The AMD CPU came with its own fan and heat-sink but rather than using them I got a Noctua
NH-L9a-AM4 which from prior experience I knew would be quiet.
As for display output I went for an NVidia graphics card because I had developed a distrust for on-board graphics chips due to bad experiences and for all its faults with NVidia's closed-source binary blob packages I at least knew what I am dealing with and how to handle it.
The difficulty is that for my practical requirements I am after the borderline-discontinued
GT 7xx series of single-slot cards with passive cooling, and due to availability I opted for the ASUS
GT 730 rather than my preferred
GT 710 I originally intended.
Anything much more powerful than the 700-series typically requires more than one expansion slot and almost inevitably have an on-board fan, and this is a system I am trying to minimise the numbers of fans in.
In hindsight I should have opted for a standard-ATX motherboard rather than a Micro-ATX one but at the time of purchase I was still seriously thinking of using my existing Micro-ATX case rather than the older one I eventually opted for. As for sound support I had so much trouble with the sound on my professional workstation that I ended up disabling the on-board sound chip and installing a PCI Express SoundBlaster Audigy sound card — for my personal workstation I decided not to mess around and just have an Audigy card in it from the start. To Creative's credit they were ahead of the curve in having quality open-source drivers back in the early-2000s and unlike a lot of the on-board offerings the drivers do things like sound mixing in hardware rather than relying on a user-land software mixer.

- [Exercise directions]:
Carry on the computer build text, picking up right after its last sentence. These lines have nothing to do with the computer build text.

(Bounding box prediction data)

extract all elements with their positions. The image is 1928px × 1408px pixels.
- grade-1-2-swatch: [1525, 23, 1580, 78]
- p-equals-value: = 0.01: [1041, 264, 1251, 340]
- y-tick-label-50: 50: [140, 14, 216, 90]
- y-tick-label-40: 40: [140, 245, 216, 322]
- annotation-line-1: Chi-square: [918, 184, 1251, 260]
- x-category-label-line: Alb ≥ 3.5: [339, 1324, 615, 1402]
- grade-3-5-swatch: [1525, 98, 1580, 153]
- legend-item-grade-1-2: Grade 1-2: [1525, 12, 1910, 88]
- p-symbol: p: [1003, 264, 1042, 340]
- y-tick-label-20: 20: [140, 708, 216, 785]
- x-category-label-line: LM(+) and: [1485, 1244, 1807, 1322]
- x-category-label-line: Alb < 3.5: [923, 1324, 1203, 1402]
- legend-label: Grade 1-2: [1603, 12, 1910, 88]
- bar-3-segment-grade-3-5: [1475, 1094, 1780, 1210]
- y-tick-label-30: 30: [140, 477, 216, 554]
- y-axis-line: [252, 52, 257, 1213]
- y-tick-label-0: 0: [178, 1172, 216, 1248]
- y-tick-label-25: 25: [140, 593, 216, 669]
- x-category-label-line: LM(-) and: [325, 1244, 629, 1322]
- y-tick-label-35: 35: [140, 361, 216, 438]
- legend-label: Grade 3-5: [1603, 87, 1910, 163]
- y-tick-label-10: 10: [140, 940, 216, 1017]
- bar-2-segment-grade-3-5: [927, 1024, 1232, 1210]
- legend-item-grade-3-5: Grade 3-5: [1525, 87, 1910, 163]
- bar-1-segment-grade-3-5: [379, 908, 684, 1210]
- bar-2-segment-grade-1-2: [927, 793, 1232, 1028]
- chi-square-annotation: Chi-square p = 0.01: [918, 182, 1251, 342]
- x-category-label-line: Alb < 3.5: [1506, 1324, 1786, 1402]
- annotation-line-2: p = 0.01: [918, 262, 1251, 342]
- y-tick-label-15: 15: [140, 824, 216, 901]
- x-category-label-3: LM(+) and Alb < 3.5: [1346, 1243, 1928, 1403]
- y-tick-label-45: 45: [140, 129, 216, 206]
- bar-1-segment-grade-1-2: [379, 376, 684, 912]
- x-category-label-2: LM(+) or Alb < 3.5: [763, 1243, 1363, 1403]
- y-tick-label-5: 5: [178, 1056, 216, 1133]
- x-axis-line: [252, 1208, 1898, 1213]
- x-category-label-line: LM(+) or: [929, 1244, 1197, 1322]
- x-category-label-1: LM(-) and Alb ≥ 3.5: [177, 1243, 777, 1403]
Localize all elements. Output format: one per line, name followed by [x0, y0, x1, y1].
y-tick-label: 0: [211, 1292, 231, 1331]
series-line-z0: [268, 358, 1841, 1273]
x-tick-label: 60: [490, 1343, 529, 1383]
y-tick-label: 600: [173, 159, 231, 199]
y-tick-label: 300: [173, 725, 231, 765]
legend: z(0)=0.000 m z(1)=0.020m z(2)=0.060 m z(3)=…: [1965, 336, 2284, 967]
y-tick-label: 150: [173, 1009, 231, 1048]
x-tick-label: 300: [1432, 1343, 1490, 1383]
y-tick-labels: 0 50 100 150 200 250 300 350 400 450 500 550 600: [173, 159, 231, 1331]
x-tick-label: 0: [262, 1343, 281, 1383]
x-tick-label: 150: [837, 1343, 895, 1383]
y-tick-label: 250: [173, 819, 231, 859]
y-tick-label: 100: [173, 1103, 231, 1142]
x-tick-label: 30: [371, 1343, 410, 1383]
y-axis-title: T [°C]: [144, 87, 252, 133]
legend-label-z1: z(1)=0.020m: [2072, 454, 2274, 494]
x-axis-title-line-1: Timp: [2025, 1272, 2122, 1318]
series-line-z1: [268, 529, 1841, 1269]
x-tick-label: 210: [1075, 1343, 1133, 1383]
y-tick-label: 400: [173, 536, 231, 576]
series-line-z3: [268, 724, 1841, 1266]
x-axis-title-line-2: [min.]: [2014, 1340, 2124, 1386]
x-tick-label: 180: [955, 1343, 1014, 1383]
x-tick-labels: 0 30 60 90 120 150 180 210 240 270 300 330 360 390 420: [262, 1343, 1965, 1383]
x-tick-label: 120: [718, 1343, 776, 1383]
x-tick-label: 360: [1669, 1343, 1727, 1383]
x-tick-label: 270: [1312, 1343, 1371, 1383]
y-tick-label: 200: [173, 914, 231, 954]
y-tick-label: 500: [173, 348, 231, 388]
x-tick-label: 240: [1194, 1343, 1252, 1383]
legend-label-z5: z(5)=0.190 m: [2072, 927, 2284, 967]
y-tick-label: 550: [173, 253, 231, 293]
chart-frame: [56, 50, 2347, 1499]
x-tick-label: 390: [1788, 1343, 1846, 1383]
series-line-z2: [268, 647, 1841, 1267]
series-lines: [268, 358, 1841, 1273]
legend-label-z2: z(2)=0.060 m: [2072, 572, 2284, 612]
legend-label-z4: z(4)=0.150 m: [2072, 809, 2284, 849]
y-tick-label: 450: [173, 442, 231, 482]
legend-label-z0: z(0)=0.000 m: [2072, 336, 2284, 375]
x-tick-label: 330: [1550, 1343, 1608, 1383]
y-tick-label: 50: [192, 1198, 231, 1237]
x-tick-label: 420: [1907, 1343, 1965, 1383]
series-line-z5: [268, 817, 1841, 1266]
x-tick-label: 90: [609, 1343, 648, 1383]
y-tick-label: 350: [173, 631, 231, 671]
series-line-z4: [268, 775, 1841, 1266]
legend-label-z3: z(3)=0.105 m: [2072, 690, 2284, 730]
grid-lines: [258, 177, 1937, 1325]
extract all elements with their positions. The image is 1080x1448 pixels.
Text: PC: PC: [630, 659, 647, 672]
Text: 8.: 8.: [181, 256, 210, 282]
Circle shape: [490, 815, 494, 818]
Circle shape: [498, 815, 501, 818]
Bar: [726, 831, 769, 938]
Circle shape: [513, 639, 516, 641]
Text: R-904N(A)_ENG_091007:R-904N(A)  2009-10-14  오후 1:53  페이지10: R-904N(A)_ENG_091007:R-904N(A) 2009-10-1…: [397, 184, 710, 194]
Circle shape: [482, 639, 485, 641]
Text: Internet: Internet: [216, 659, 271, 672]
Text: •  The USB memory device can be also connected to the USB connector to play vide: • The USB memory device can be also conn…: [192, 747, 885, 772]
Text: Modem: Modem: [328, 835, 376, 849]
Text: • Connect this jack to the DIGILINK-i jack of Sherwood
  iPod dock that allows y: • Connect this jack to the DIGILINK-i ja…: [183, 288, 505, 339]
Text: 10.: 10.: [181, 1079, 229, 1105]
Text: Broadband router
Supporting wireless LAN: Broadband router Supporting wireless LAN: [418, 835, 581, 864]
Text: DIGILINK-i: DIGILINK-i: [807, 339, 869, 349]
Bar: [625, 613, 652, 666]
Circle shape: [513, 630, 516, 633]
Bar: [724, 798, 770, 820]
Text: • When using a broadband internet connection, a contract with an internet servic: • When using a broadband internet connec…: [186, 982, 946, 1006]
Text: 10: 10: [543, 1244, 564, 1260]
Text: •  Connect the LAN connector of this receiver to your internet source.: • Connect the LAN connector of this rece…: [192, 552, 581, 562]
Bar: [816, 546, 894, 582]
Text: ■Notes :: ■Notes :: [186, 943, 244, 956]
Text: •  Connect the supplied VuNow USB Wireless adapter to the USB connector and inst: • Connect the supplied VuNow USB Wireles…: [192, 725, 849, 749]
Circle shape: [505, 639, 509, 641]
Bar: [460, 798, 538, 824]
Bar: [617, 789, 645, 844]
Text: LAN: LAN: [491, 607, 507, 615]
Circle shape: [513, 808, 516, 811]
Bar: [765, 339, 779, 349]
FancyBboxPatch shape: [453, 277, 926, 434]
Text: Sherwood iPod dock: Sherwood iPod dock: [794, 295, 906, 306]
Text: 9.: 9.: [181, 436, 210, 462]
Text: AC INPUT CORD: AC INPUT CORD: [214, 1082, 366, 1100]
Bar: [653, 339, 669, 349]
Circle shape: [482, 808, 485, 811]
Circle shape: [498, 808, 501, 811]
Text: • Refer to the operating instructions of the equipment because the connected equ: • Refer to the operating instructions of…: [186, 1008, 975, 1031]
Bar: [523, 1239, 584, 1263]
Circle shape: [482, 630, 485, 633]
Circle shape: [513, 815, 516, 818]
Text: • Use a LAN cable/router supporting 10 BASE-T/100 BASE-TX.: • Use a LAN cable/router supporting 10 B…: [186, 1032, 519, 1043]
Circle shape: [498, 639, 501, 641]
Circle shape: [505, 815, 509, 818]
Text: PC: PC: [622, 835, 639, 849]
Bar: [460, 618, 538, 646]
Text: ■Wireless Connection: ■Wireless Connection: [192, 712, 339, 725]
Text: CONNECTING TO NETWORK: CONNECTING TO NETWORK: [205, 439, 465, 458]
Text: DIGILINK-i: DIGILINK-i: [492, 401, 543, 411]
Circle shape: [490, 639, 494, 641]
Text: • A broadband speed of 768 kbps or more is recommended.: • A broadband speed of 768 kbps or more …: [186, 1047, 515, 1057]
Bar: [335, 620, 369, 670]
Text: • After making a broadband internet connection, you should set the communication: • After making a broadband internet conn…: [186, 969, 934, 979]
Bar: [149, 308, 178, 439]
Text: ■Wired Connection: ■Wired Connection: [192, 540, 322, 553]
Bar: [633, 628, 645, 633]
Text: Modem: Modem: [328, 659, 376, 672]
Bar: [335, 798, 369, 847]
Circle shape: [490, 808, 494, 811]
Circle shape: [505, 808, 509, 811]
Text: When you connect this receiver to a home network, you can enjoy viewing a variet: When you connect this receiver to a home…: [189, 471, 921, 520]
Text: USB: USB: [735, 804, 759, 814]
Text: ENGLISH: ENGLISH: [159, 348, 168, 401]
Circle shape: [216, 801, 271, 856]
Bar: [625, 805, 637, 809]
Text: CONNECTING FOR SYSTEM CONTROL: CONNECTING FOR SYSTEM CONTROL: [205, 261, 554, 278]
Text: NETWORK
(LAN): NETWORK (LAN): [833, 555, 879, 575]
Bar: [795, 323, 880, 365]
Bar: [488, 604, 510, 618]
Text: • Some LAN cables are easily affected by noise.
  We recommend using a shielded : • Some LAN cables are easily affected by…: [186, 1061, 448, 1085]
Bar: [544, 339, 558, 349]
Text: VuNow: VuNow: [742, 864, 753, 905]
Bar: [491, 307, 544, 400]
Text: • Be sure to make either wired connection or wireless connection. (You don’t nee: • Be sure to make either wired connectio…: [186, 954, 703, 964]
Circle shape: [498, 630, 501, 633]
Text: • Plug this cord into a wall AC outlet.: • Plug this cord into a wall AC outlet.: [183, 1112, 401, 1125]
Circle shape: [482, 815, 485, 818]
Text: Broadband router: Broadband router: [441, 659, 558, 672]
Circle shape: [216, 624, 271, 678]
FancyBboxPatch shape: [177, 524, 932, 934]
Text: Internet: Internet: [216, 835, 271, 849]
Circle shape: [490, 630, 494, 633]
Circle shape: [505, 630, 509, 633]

- [Exercise output]:
Case modificationsOne thing this old case did not have was audio ports on the front so I went looking for an audio panel to go into one of the 3.5" drive bays, and as it turned out they are surprisingly difficult to source. The first seller turned out to have no stock left and when I found another I am pretty sure it was the last of some old-new stock they had. I am guessing this is a combination of cases normally having built-in audio jacks these days and a general disinterest in 3.5" drive bays due to the decine of floppy drives — a lot of cases don't even include this size of slot any more. Either way I count myself lucky to get hold of one.
Before installing the audio panbel I decided to take a peek at the circuit board it contained and a composite image with the under-side flipped is shown below. What I do not understand is the presence of the molex connector which has the ground and 5-volt pins connected to the USB power lines — is it intended as a power input or a power output? If power input I would be concerned about connecting an external power supply unit to an internal motherboard pin; and if a power output I am not sure what could be connected that would not exceed USB current draw limits. Cannot see any harm in the two decoupling capacitors but having a ground plane on a passive circuit like this seems a bit over the top. The audio looks fine but to me the USB seems that little bit suspect.